[Data excerpts]
——

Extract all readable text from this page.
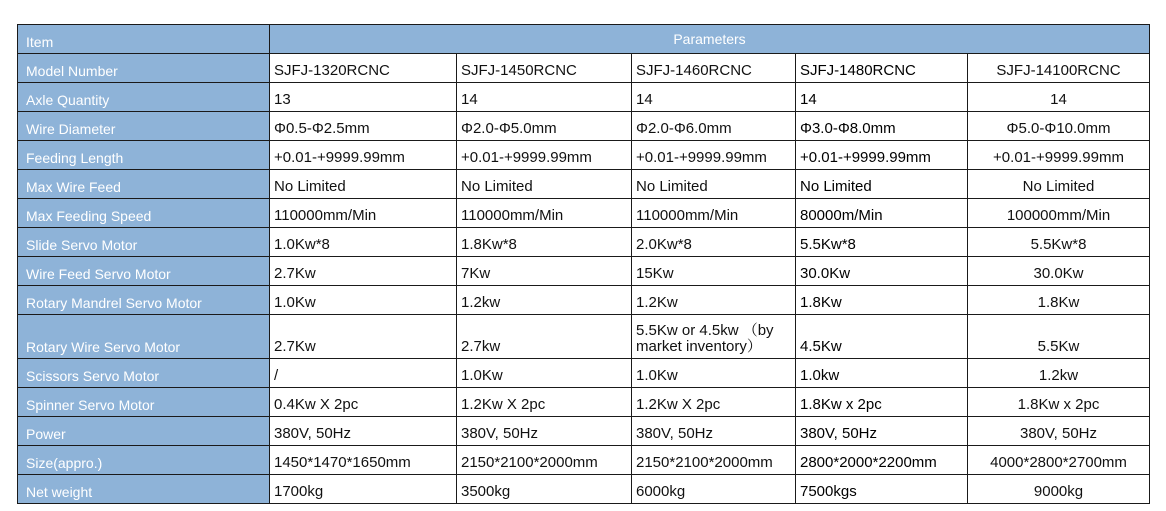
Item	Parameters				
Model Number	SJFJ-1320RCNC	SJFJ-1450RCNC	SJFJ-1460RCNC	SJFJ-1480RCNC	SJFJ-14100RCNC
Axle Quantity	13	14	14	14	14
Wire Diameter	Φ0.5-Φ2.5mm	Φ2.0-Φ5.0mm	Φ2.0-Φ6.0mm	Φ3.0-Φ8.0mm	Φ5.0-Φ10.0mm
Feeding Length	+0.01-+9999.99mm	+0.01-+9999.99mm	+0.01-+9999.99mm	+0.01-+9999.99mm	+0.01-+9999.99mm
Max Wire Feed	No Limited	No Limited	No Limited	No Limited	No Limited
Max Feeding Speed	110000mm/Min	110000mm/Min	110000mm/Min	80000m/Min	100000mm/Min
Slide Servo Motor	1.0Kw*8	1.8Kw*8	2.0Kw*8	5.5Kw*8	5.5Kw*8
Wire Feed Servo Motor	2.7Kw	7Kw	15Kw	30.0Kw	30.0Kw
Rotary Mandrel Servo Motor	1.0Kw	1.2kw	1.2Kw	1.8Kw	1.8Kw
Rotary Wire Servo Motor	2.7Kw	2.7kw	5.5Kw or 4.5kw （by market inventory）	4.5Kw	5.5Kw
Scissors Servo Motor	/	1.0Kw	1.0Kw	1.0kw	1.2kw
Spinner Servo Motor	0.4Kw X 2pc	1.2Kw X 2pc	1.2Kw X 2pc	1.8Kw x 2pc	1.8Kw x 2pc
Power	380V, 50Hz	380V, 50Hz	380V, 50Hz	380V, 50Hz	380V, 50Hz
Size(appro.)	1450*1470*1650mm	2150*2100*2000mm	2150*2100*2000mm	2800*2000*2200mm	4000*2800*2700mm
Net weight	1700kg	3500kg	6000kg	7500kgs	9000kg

——

-- The exercise --
Search the data for "Wire" and list every line in which it occurs.

-- Response for this exercise --
Wire Diameter	Φ0.5-Φ2.5mm	Φ2.0-Φ5.0mm	Φ2.0-Φ6.0mm	Φ3.0-Φ8.0mm	Φ5.0-Φ10.0mm
Max Wire Feed	No Limited	No Limited	No Limited	No Limited	No Limited
Wire Feed Servo Motor	2.7Kw	7Kw	15Kw	30.0Kw	30.0Kw
Rotary Wire Servo Motor	2.7Kw	2.7kw	5.5Kw or 4.5kw （by market inventory）	4.5Kw	5.5Kw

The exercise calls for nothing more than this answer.